Problem details
Copy out all lines in the data below containing the string "label".

----- Data for this exercise

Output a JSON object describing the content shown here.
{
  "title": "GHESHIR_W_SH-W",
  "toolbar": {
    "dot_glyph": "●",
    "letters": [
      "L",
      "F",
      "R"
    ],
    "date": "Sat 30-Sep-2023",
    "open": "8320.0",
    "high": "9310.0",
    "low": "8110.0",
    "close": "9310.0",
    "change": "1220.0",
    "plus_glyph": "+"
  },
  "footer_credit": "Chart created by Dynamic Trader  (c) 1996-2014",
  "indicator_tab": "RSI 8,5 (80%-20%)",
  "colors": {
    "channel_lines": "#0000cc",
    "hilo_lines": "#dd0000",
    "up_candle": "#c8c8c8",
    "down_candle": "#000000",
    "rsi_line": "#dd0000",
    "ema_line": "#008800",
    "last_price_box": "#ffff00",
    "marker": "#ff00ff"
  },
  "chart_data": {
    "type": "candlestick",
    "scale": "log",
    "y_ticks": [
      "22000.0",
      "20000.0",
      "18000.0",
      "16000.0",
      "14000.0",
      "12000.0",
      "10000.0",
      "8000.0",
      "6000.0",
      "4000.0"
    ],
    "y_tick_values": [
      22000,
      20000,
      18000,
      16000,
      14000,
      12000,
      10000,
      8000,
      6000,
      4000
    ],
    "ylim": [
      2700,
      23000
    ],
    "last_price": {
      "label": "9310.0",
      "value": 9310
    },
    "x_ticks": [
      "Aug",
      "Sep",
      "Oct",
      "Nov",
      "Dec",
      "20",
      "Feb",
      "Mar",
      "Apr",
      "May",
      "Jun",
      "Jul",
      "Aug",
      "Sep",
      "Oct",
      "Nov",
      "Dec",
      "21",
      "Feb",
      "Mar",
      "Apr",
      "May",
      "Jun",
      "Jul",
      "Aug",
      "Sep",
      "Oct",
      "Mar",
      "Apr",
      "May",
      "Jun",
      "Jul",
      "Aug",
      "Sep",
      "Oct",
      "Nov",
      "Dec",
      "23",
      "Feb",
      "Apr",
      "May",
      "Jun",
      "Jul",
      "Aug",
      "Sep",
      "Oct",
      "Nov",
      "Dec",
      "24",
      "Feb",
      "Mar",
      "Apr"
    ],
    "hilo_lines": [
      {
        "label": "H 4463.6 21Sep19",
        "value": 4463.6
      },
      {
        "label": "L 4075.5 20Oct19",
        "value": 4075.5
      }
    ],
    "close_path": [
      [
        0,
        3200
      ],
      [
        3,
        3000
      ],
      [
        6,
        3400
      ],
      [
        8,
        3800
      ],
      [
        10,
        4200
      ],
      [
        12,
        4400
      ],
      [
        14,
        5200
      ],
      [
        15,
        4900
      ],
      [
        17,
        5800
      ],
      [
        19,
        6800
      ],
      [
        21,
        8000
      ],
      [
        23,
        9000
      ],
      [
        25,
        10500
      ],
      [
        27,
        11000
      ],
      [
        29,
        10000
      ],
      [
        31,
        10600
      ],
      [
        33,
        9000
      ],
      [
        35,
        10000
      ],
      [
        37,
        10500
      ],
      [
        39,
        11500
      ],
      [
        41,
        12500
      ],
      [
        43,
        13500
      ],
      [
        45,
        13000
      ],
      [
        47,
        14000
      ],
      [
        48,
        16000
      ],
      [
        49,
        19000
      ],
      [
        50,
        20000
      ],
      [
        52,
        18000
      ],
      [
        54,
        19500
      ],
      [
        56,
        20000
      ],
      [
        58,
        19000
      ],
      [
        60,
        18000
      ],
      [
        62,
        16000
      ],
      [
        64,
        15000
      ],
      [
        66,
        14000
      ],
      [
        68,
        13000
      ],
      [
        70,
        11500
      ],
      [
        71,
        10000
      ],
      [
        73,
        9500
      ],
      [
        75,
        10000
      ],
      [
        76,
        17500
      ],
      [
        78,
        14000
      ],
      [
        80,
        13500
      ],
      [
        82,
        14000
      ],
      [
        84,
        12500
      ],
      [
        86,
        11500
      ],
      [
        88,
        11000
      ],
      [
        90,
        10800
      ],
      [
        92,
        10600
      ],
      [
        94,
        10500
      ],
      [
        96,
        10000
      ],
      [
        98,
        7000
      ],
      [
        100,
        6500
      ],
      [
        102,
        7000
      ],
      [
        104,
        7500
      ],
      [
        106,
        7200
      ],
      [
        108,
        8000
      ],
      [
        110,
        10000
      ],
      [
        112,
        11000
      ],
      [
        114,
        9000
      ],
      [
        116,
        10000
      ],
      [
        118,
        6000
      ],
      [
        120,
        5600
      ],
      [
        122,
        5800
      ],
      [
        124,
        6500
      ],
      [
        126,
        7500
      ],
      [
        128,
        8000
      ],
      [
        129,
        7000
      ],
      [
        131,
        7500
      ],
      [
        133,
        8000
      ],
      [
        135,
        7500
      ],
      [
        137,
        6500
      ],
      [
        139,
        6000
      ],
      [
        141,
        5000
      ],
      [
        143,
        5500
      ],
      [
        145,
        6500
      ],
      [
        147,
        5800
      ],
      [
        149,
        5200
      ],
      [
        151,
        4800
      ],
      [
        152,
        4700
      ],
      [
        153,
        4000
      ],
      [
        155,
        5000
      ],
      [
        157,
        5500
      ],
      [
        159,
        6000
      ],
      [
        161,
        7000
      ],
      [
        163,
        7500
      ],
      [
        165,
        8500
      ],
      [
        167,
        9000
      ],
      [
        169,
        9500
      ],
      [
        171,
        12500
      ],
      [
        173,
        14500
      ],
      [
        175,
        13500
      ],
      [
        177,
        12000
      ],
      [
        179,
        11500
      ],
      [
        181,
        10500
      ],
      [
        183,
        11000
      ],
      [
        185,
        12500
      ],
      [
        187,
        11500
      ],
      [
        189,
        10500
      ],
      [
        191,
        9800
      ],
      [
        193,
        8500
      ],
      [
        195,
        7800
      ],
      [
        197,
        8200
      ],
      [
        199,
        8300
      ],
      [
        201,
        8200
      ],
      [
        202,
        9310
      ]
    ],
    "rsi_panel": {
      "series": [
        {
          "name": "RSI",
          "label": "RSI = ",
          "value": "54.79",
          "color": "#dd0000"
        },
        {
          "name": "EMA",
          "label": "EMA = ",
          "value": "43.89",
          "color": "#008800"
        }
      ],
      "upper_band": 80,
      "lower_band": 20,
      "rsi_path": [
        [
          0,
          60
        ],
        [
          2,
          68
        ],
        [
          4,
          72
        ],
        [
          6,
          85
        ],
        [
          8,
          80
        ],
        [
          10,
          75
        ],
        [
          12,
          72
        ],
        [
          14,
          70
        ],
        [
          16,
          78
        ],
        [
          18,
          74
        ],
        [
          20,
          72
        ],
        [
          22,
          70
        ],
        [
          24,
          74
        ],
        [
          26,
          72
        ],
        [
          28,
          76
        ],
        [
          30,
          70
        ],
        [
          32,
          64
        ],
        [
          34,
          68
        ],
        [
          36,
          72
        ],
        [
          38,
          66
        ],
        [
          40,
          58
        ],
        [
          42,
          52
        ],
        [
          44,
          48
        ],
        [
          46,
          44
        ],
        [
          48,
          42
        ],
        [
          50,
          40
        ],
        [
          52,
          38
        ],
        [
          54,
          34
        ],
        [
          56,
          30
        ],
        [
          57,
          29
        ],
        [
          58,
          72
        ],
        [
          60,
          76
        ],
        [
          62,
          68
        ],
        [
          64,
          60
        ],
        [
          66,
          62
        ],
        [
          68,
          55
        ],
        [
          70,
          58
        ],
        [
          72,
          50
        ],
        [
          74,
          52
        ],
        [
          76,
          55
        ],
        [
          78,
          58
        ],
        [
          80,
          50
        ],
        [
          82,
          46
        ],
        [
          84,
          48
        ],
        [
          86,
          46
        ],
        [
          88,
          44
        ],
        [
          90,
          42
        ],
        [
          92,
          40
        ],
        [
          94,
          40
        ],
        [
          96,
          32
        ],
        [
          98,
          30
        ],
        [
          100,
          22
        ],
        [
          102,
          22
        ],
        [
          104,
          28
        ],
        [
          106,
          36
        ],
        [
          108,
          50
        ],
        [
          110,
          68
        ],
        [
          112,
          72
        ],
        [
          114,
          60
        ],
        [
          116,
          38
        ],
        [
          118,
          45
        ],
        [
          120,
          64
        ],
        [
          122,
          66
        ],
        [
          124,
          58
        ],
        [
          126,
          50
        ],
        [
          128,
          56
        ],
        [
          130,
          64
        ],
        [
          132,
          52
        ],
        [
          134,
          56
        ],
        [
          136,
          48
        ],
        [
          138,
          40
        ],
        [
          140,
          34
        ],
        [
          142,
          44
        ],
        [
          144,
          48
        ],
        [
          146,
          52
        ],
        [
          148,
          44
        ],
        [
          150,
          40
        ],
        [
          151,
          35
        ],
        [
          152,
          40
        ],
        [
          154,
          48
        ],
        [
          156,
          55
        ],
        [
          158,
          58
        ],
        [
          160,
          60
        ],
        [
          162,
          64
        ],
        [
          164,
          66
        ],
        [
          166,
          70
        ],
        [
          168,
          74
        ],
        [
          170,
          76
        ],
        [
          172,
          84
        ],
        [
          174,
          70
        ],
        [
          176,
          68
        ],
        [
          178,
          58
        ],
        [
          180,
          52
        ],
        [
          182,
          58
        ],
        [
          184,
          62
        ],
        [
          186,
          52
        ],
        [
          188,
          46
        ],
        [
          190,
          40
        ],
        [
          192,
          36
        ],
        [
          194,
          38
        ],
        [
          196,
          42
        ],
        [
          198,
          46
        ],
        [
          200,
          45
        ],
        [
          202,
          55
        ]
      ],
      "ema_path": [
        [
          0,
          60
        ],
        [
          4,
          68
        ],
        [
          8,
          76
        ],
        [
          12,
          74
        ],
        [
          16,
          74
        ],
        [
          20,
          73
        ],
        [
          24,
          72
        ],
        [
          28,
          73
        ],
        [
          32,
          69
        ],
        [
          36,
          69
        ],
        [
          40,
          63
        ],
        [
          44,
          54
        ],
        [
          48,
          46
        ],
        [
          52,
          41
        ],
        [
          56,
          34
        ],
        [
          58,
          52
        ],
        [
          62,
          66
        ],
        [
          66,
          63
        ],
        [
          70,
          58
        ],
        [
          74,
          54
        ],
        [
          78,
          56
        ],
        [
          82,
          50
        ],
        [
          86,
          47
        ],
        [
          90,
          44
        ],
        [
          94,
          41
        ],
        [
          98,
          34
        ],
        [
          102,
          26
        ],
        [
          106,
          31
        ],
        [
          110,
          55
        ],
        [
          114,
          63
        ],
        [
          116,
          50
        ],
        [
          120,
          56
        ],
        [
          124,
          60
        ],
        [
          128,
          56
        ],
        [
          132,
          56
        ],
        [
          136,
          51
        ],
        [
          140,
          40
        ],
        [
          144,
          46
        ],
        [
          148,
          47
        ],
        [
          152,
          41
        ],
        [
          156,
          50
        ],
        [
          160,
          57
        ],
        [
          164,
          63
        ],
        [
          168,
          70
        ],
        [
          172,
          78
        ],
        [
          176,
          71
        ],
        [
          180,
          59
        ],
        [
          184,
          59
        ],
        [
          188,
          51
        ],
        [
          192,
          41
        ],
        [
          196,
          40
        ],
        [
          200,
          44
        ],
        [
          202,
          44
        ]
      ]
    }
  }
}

----------

Solution for this exercise
      "label": "9310.0",
        "label": "H 4463.6 21Sep19",
        "label": "L 4075.5 20Oct19",
          "label": "RSI = ",
          "label": "EMA = ",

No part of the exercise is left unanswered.